Filter the records below, keeping only the lines that contain the string "icon".

• Stored dataset items:

━━━━

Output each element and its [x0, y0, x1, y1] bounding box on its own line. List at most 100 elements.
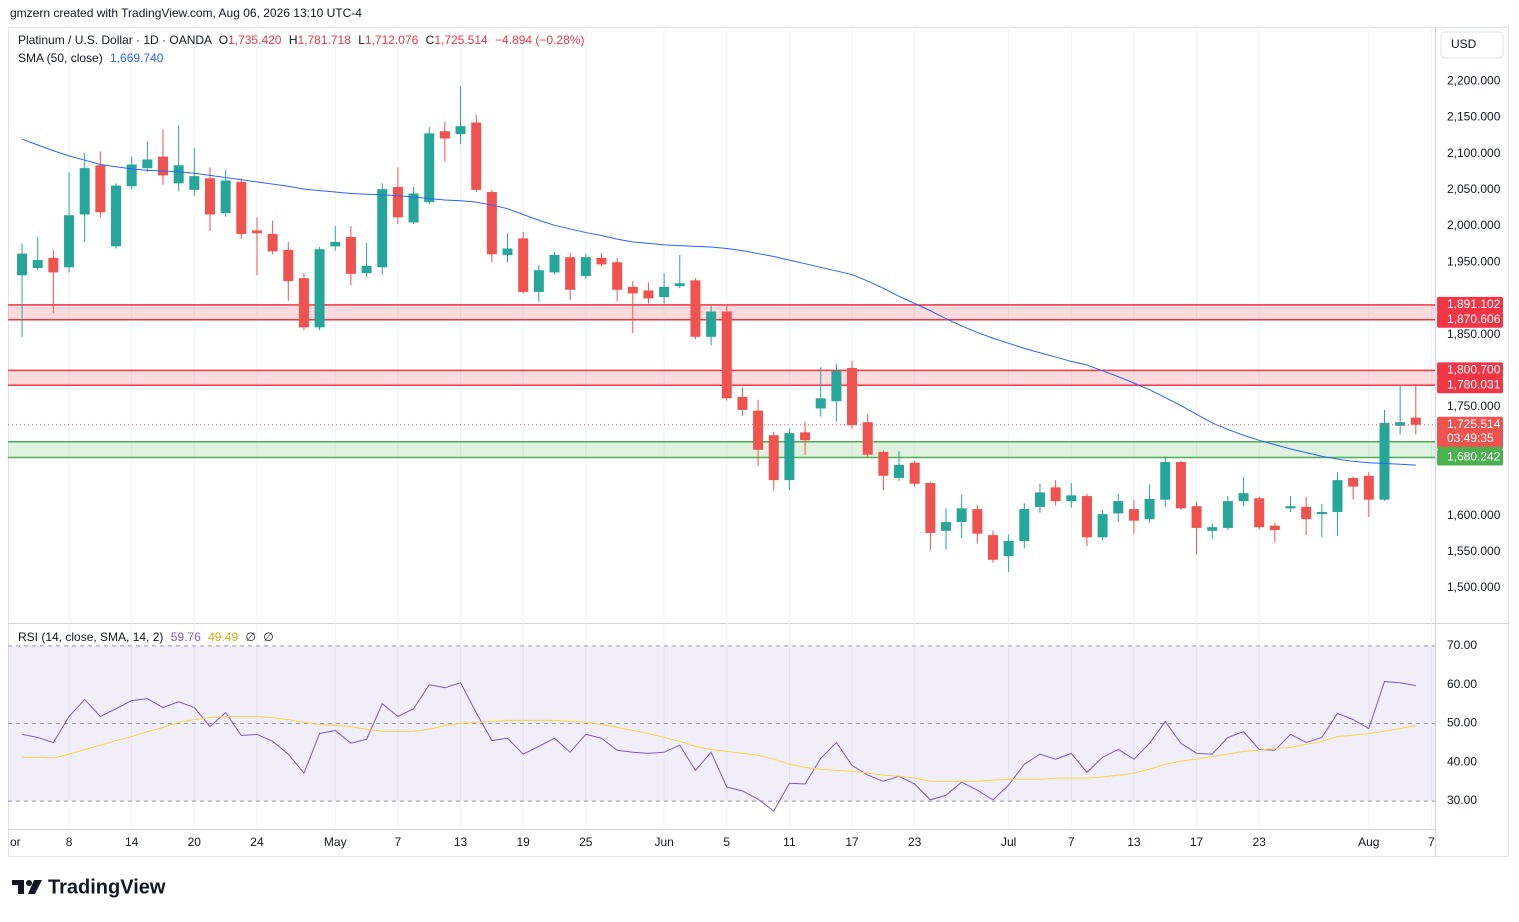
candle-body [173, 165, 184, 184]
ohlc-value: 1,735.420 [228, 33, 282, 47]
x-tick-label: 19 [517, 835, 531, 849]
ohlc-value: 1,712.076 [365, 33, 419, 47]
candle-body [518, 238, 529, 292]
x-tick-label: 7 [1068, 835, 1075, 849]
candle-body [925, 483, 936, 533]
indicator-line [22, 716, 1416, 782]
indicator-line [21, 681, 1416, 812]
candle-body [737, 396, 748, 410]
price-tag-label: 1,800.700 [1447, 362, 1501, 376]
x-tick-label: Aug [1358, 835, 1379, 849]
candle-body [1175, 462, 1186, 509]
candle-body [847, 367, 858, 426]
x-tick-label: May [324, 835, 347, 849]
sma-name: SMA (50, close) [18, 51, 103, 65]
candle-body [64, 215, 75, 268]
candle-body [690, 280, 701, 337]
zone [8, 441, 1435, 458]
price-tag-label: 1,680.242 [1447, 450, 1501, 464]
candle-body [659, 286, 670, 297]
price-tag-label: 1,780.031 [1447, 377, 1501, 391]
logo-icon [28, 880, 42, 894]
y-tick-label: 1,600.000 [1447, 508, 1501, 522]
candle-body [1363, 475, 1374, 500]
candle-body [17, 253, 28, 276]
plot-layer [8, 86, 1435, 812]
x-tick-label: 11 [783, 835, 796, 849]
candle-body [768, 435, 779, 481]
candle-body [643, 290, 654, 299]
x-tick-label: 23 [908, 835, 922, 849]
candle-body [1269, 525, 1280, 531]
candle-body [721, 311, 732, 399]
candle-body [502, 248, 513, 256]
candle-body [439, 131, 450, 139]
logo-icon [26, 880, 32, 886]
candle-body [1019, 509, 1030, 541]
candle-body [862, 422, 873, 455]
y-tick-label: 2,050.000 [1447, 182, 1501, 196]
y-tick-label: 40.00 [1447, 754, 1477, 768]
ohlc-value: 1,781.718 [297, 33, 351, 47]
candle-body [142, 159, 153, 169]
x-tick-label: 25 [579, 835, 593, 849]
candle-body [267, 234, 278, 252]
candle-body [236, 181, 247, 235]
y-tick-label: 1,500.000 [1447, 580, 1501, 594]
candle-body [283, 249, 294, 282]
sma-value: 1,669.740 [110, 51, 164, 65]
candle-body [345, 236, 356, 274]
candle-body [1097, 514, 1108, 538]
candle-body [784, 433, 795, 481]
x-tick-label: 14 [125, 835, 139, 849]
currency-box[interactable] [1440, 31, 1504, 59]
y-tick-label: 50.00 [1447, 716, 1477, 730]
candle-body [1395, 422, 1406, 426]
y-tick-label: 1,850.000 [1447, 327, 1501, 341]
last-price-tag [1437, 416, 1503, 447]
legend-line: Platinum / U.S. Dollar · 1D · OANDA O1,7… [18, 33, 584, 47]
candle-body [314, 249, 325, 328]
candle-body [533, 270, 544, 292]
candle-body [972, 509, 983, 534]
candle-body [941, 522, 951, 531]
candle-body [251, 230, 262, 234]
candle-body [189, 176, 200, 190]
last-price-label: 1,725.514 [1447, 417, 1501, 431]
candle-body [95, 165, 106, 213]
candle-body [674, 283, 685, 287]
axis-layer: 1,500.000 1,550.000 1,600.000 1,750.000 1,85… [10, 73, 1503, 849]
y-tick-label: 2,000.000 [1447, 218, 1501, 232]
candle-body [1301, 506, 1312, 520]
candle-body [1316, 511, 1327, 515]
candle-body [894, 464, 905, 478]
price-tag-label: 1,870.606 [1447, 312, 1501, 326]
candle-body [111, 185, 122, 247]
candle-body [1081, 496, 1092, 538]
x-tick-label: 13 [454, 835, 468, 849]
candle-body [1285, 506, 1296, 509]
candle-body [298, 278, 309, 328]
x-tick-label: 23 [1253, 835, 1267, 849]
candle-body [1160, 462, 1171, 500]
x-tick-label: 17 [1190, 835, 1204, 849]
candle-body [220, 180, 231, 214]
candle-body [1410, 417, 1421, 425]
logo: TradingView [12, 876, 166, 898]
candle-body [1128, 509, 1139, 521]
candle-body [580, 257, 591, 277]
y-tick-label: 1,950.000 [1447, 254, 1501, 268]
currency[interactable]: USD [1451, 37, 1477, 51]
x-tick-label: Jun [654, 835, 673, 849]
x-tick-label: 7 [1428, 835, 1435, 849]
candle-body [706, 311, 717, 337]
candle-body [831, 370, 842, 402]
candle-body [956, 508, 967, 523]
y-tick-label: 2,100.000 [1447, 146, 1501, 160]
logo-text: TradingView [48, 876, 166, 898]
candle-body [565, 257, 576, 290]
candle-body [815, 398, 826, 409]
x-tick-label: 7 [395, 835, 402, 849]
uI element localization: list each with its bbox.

━━━━

• SOLUTION FOR THIS TASK:
logo-icon [28, 880, 42, 894]
logo-icon [26, 880, 32, 886]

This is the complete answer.